Rewrite the records from the line containing "Give me the" down to the line containing "list-item[interactable]: LD PDF", swapping "print-style-icon" for "style-icon" and changing nothing else.

Layout region records:
------

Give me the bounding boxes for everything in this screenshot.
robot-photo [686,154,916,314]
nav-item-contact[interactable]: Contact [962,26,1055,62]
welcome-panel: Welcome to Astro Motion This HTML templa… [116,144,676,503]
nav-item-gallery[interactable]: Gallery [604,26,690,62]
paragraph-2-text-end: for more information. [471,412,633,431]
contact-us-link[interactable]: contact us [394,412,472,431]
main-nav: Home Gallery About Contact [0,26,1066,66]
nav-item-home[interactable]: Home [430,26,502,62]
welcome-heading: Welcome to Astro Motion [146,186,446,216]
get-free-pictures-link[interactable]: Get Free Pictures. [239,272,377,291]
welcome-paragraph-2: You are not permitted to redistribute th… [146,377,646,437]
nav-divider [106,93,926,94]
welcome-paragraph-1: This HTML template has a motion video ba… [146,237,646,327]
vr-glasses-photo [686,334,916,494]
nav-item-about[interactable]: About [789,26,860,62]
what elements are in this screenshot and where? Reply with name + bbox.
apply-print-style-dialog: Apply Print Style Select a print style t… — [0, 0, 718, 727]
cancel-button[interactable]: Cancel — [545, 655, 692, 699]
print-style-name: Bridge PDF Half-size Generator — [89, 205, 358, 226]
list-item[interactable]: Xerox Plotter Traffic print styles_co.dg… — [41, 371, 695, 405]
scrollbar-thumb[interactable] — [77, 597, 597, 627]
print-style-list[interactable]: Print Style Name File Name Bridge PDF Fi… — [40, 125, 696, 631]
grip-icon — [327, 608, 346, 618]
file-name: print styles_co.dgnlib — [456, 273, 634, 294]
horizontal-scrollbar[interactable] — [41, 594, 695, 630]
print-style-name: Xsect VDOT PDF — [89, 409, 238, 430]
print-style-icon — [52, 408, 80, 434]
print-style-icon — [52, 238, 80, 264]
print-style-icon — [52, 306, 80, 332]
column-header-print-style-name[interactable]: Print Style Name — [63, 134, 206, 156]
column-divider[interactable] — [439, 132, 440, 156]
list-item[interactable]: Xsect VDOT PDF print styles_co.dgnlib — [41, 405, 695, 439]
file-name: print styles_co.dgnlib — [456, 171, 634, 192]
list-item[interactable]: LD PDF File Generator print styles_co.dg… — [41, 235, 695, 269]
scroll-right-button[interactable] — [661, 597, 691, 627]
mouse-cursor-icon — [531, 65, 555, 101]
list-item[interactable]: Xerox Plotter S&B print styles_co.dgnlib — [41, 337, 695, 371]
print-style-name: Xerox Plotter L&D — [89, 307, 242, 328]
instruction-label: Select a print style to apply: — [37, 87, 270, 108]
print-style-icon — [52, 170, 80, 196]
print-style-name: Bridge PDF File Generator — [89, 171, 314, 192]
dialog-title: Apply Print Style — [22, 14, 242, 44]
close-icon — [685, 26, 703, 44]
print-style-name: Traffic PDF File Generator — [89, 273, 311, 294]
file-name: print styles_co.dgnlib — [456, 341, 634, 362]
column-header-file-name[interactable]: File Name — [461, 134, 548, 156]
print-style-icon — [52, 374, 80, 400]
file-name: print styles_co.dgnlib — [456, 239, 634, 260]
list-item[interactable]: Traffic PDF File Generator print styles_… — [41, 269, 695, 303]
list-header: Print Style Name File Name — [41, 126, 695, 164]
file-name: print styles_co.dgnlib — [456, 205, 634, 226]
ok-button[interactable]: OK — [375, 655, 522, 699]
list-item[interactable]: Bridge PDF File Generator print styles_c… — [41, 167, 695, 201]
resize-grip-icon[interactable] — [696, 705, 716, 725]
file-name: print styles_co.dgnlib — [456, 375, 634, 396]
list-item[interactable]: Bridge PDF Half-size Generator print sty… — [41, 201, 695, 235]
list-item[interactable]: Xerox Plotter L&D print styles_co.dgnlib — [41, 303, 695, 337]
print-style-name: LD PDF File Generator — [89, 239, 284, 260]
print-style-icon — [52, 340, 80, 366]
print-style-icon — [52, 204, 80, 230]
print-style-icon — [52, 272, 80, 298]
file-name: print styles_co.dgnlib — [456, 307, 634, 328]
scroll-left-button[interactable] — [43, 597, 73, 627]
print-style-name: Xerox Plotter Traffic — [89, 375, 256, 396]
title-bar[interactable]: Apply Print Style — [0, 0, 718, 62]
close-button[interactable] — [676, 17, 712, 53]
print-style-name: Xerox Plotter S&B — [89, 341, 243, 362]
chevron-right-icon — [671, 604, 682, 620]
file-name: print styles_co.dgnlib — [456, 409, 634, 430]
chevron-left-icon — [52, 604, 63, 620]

------

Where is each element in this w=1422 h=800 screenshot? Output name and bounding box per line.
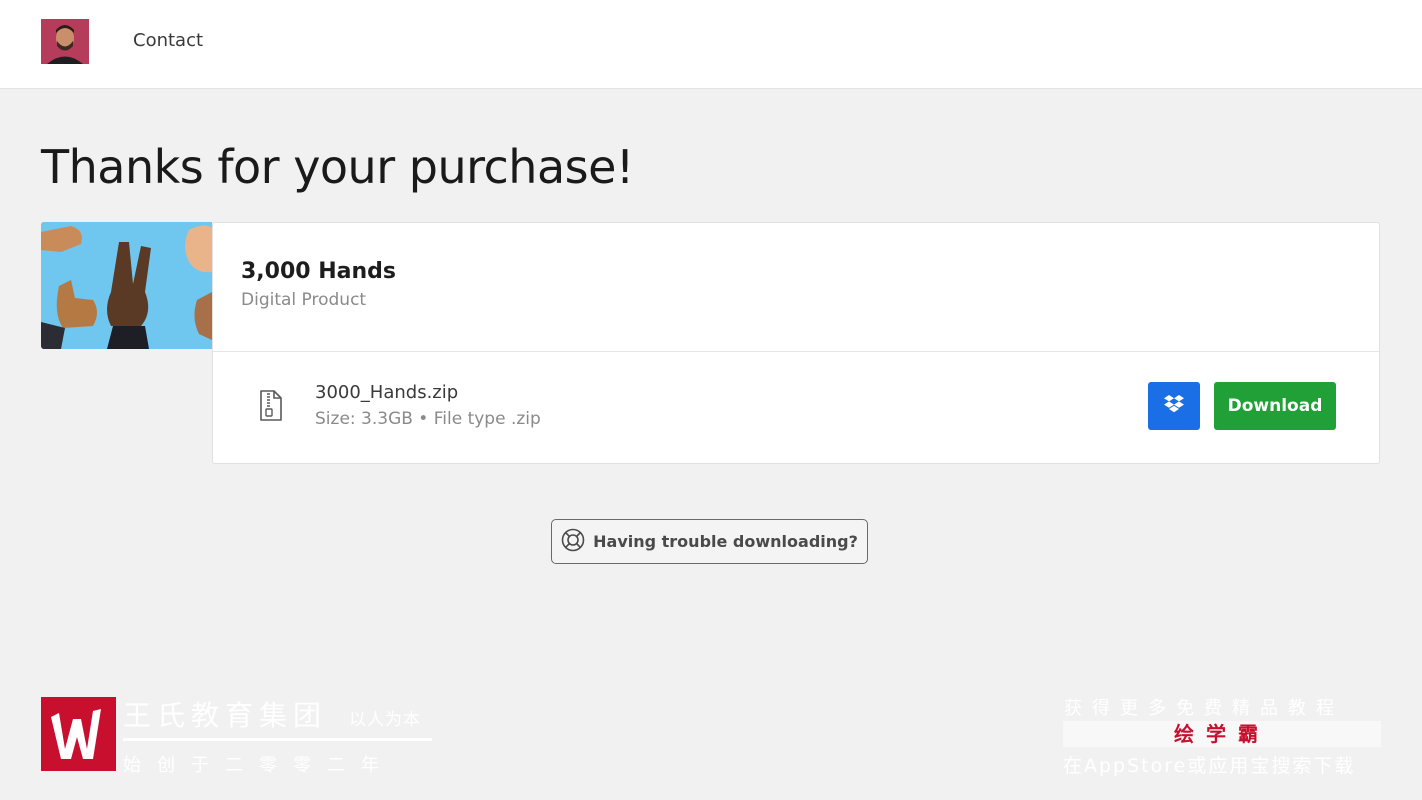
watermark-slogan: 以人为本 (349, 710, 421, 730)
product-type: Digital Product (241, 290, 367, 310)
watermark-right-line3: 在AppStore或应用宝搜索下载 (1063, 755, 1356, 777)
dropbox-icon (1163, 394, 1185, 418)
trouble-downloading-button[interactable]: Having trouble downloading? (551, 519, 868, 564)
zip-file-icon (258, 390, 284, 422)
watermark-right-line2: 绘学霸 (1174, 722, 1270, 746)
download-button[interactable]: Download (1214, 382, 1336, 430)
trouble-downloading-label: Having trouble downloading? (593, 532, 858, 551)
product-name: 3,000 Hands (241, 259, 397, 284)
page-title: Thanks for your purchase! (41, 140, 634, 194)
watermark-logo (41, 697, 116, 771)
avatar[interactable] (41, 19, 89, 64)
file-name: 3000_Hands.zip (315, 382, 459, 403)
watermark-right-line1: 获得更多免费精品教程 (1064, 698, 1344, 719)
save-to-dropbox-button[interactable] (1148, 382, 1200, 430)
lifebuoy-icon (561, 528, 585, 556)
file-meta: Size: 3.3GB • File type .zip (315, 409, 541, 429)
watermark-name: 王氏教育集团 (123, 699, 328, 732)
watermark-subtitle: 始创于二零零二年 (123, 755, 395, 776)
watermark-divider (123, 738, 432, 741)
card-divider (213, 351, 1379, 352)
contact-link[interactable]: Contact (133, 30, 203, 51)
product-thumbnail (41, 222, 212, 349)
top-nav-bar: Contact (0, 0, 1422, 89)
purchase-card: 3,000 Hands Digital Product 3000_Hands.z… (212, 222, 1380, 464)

------

• _Finished answer_
Give me the bounding boxes for everything in this screenshot.
robot-photo [686,154,916,314]
nav-item-contact[interactable]: Contact [962,26,1055,62]
welcome-panel: Welcome to Astro Motion This HTML templa… [116,144,676,503]
nav-item-gallery[interactable]: Gallery [604,26,690,62]
paragraph-2-text-end: for more information. [471,412,633,431]
contact-us-link[interactable]: contact us [394,412,472,431]
main-nav: Home Gallery About Contact [0,26,1066,66]
nav-item-home[interactable]: Home [430,26,502,62]
welcome-heading: Welcome to Astro Motion [146,186,446,216]
get-free-pictures-link[interactable]: Get Free Pictures. [239,272,377,291]
welcome-paragraph-2: You are not permitted to redistribute th… [146,377,646,437]
nav-divider [106,93,926,94]
welcome-paragraph-1: This HTML template has a motion video ba… [146,237,646,327]
vr-glasses-photo [686,334,916,494]
nav-item-about[interactable]: About [789,26,860,62]
what elements are in this screenshot and where? Reply with name + bbox.
apply-print-style-dialog: Apply Print Style Select a print style t… — [0, 0, 718, 727]
cancel-button[interactable]: Cancel — [545, 655, 692, 699]
print-style-name: Bridge PDF Half-size Generator — [89, 205, 358, 226]
list-item[interactable]: Xerox Plotter Traffic print styles_co.dg… — [41, 371, 695, 405]
scrollbar-thumb[interactable] — [77, 597, 597, 627]
print-style-list[interactable]: Print Style Name File Name Bridge PDF Fi… — [40, 125, 696, 631]
grip-icon — [327, 608, 346, 618]
file-name: print styles_co.dgnlib — [456, 273, 634, 294]
horizontal-scrollbar[interactable] — [41, 594, 695, 630]
print-style-name: Xsect VDOT PDF — [89, 409, 238, 430]
style-icon — [52, 408, 80, 434]
style-icon — [52, 238, 80, 264]
style-icon — [52, 306, 80, 332]
column-header-print-style-name[interactable]: Print Style Name — [63, 134, 206, 156]
column-divider[interactable] — [439, 132, 440, 156]
list-item[interactable]: Xsect VDOT PDF print styles_co.dgnlib — [41, 405, 695, 439]
file-name: print styles_co.dgnlib — [456, 171, 634, 192]
list-item[interactable]: LD PDF File Generator print styles_co.dg… — [41, 235, 695, 269]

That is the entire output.